--- BEGIN RECORDS FOR PROCESSING ---

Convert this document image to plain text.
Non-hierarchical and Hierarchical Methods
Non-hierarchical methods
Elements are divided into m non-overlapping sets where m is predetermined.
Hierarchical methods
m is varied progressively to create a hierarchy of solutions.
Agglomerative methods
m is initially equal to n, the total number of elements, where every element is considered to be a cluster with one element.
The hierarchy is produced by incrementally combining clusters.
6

--- END RECORDS FOR PROCESSING ---

TASK PROMPT:
Extract each entry in full and write it down exactly.

COMPLETED TASK:
Convert this document image to plain text.
Non-hierarchical and Hierarchical Methods
Non-hierarchical methods
Elements are divided into m non-overlapping sets where m is predetermined.
Hierarchical methods
m is varied progressively to create a hierarchy of solutions.
Agglomerative methods
m is initially equal to n, the total number of elements, where every element is considered to be a cluster with one element.
The hierarchy is produced by incrementally combining clusters.
6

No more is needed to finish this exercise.